| WHAT YOU SHOULD DO |
Locate each line with the string "ИТОГО" in the listing below and copy it.

[Saved data entries]
==============================

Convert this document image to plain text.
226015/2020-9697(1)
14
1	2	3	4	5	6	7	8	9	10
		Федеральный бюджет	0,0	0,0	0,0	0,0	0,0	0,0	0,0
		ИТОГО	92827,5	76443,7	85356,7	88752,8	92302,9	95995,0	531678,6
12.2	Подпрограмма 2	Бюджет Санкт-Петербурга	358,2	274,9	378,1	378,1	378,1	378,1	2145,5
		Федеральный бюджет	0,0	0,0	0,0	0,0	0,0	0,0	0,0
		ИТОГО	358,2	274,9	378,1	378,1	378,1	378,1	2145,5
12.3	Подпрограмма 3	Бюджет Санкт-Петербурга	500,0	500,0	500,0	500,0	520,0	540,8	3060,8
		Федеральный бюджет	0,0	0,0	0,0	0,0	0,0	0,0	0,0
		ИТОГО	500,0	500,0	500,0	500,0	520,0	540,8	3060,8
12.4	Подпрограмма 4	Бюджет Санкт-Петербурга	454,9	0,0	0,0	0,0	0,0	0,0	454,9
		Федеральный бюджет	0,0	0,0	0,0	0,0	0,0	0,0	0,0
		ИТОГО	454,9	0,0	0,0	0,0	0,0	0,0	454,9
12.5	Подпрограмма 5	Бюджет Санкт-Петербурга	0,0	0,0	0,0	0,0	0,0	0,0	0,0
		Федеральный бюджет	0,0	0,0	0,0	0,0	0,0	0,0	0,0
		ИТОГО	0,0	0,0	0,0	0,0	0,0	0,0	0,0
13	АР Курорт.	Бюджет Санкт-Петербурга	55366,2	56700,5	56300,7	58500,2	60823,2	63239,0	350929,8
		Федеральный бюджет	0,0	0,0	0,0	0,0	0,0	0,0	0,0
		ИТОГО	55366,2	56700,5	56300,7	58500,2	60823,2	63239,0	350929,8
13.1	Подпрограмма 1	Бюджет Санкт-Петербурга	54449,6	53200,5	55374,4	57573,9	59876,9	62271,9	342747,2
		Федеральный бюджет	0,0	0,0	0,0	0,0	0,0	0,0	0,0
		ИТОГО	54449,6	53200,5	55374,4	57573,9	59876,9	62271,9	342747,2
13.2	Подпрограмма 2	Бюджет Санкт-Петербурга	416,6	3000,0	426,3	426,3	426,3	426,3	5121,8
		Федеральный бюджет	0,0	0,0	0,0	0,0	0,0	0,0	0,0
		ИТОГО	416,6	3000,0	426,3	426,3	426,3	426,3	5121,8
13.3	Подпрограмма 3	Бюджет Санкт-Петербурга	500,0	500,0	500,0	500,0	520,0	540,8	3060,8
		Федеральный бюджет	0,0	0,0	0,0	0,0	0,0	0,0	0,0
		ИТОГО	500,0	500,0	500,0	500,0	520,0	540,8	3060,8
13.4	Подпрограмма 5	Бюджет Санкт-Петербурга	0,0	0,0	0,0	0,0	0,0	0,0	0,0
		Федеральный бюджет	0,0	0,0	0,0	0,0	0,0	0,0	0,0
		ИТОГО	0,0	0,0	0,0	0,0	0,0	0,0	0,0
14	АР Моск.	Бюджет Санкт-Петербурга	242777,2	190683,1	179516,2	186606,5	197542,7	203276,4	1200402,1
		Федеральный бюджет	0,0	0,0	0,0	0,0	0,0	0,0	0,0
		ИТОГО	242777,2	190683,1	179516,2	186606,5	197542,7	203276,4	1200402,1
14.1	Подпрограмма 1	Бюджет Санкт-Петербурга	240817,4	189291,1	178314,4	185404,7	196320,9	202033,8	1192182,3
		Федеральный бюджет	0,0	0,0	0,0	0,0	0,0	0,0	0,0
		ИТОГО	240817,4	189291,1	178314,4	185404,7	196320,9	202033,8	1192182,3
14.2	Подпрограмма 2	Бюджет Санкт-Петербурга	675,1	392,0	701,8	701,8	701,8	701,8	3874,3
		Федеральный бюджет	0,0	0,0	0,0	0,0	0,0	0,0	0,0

==============================

| TASK SOLUTION |
		ИТОГО	92827,5	76443,7	85356,7	88752,8	92302,9	95995,0	531678,6
		ИТОГО	358,2	274,9	378,1	378,1	378,1	378,1	2145,5
		ИТОГО	500,0	500,0	500,0	500,0	520,0	540,8	3060,8
		ИТОГО	454,9	0,0	0,0	0,0	0,0	0,0	454,9
		ИТОГО	0,0	0,0	0,0	0,0	0,0	0,0	0,0
		ИТОГО	55366,2	56700,5	56300,7	58500,2	60823,2	63239,0	350929,8
		ИТОГО	54449,6	53200,5	55374,4	57573,9	59876,9	62271,9	342747,2
		ИТОГО	416,6	3000,0	426,3	426,3	426,3	426,3	5121,8
		ИТОГО	500,0	500,0	500,0	500,0	520,0	540,8	3060,8
		ИТОГО	0,0	0,0	0,0	0,0	0,0	0,0	0,0
		ИТОГО	242777,2	190683,1	179516,2	186606,5	197542,7	203276,4	1200402,1
		ИТОГО	240817,4	189291,1	178314,4	185404,7	196320,9	202033,8	1192182,3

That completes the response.